WHAT TO WORK ON ::
Copy each line that holds "Pakistani".

== DATA ROWS ==

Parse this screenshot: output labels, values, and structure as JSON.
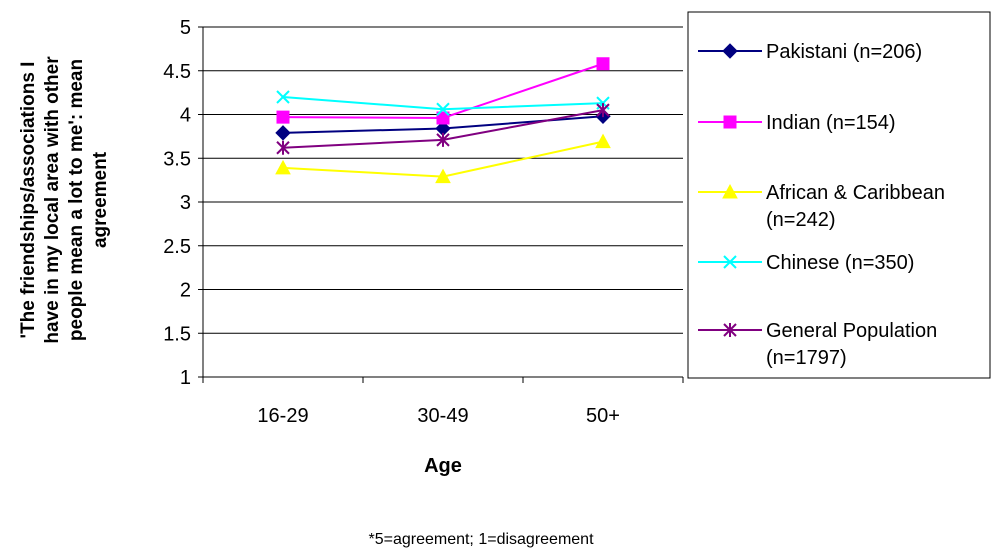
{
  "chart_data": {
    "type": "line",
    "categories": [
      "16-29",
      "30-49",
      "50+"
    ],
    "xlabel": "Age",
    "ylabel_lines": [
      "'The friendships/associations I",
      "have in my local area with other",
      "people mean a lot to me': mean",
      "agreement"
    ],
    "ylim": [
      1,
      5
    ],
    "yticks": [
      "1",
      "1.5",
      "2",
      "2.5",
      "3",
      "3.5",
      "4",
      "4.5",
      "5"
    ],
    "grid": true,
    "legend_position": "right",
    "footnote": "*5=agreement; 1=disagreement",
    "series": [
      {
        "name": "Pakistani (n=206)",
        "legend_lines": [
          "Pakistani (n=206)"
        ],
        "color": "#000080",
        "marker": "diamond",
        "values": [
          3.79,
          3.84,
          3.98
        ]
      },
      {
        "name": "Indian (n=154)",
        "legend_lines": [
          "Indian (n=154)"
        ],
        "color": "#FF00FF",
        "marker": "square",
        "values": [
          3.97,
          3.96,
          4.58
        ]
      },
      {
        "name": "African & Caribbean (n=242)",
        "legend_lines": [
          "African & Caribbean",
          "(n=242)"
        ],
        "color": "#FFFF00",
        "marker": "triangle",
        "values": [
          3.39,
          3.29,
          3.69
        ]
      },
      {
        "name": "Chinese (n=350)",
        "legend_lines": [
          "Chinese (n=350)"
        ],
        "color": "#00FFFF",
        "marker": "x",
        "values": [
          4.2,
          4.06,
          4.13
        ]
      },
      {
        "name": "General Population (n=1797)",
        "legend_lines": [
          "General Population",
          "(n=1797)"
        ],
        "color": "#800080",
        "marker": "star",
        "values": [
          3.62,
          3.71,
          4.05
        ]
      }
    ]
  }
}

===
== DATA ROWS ==

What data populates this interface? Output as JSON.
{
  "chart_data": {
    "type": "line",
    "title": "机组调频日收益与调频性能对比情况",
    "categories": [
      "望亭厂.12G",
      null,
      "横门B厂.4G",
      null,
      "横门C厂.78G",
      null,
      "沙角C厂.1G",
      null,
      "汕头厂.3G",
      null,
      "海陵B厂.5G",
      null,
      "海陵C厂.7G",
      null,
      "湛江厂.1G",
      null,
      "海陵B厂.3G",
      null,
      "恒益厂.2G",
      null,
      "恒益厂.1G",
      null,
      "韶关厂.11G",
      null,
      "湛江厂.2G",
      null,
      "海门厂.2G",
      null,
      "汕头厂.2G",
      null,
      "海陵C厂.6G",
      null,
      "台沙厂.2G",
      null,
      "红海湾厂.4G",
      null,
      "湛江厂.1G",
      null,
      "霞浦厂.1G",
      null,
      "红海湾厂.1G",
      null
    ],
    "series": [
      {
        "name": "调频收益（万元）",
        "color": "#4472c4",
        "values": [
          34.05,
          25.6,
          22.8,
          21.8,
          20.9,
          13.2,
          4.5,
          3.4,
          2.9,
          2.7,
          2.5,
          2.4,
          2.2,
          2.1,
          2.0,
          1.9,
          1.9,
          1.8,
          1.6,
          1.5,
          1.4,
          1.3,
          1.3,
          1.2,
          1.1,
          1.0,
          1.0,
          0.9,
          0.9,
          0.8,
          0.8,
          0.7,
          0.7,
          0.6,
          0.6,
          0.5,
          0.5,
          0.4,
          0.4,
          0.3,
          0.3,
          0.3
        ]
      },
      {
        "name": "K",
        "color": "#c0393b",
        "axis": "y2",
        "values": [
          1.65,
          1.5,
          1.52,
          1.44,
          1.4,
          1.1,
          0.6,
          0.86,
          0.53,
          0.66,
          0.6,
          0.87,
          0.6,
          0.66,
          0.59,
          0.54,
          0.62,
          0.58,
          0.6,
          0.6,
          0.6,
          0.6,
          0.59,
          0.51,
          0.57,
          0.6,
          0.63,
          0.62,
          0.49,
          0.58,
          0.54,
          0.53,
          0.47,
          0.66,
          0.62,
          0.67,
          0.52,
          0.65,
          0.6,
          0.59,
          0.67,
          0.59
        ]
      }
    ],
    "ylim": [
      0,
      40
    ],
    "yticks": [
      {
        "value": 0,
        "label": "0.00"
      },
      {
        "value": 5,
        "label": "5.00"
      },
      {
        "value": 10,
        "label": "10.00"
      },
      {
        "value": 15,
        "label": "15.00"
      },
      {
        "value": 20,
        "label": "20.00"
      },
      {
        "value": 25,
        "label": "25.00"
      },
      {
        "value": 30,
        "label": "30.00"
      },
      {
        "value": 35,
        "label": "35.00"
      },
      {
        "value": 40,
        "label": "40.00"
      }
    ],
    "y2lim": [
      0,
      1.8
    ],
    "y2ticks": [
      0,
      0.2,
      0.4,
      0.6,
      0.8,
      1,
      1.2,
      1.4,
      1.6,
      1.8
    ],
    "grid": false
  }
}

===

FULL RESPONSE ::
        "name": "Pakistani (n=206)",
          "Pakistani (n=206)"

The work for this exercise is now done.